All of the material below is to be retyped exactly.

• RECORDS SHOWN:
******************************
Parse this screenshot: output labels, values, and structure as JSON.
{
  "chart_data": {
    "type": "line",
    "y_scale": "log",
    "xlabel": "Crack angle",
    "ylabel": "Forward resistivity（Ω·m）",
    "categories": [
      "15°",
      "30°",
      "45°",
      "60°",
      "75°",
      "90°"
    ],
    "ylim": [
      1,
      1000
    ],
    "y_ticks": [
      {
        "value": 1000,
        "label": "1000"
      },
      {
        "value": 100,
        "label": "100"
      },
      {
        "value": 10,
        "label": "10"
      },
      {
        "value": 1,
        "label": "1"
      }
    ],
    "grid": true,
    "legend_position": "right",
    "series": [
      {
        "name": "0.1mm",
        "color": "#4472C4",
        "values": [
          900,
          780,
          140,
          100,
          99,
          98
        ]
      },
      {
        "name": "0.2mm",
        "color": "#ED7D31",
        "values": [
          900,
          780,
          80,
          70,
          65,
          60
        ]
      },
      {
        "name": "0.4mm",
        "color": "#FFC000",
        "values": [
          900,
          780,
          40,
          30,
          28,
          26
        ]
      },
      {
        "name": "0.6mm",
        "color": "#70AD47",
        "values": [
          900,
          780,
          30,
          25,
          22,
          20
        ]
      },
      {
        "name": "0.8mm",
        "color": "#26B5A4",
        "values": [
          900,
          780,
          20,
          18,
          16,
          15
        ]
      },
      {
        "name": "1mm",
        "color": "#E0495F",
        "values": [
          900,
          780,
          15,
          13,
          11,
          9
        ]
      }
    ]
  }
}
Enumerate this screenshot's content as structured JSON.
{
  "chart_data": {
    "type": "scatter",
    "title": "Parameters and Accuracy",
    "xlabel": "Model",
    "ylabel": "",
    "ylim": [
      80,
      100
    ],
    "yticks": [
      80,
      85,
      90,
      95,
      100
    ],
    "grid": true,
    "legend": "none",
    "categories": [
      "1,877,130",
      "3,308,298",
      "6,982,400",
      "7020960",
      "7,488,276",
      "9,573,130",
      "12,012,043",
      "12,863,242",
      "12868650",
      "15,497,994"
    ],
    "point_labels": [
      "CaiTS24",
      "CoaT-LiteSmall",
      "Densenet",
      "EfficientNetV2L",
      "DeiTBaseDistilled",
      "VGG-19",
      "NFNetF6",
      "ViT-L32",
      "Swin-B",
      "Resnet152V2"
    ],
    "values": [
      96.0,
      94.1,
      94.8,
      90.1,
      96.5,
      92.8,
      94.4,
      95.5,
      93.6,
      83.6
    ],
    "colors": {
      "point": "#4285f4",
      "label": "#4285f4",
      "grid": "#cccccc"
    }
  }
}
******************************
• OUTPUT BELOW:
Parse this screenshot: output labels, values, and structure as JSON.
{
  "chart_data": {
    "type": "line",
    "y_scale": "log",
    "xlabel": "Crack angle",
    "ylabel": "Forward resistivity（Ω·m）",
    "categories": [
      "15°",
      "30°",
      "45°",
      "60°",
      "75°",
      "90°"
    ],
    "ylim": [
      1,
      1000
    ],
    "y_ticks": [
      {
        "value": 1000,
        "label": "1000"
      },
      {
        "value": 100,
        "label": "100"
      },
      {
        "value": 10,
        "label": "10"
      },
      {
        "value": 1,
        "label": "1"
      }
    ],
    "grid": true,
    "legend_position": "right",
    "series": [
      {
        "name": "0.1mm",
        "color": "#4472C4",
        "values": [
          900,
          780,
          140,
          100,
          99,
          98
        ]
      },
      {
        "name": "0.2mm",
        "color": "#ED7D31",
        "values": [
          900,
          780,
          80,
          70,
          65,
          60
        ]
      },
      {
        "name": "0.4mm",
        "color": "#FFC000",
        "values": [
          900,
          780,
          40,
          30,
          28,
          26
        ]
      },
      {
        "name": "0.6mm",
        "color": "#70AD47",
        "values": [
          900,
          780,
          30,
          25,
          22,
          20
        ]
      },
      {
        "name": "0.8mm",
        "color": "#26B5A4",
        "values": [
          900,
          780,
          20,
          18,
          16,
          15
        ]
      },
      {
        "name": "1mm",
        "color": "#E0495F",
        "values": [
          900,
          780,
          15,
          13,
          11,
          9
        ]
      }
    ]
  }
}
Enumerate this screenshot's content as structured JSON.
{
  "chart_data": {
    "type": "scatter",
    "title": "Parameters and Accuracy",
    "xlabel": "Model",
    "ylabel": "",
    "ylim": [
      80,
      100
    ],
    "yticks": [
      80,
      85,
      90,
      95,
      100
    ],
    "grid": true,
    "legend": "none",
    "categories": [
      "1,877,130",
      "3,308,298",
      "6,982,400",
      "7020960",
      "7,488,276",
      "9,573,130",
      "12,012,043",
      "12,863,242",
      "12868650",
      "15,497,994"
    ],
    "point_labels": [
      "CaiTS24",
      "CoaT-LiteSmall",
      "Densenet",
      "EfficientNetV2L",
      "DeiTBaseDistilled",
      "VGG-19",
      "NFNetF6",
      "ViT-L32",
      "Swin-B",
      "Resnet152V2"
    ],
    "values": [
      96.0,
      94.1,
      94.8,
      90.1,
      96.5,
      92.8,
      94.4,
      95.5,
      93.6,
      83.6
    ],
    "colors": {
      "point": "#4285f4",
      "label": "#4285f4",
      "grid": "#cccccc"
    }
  }
}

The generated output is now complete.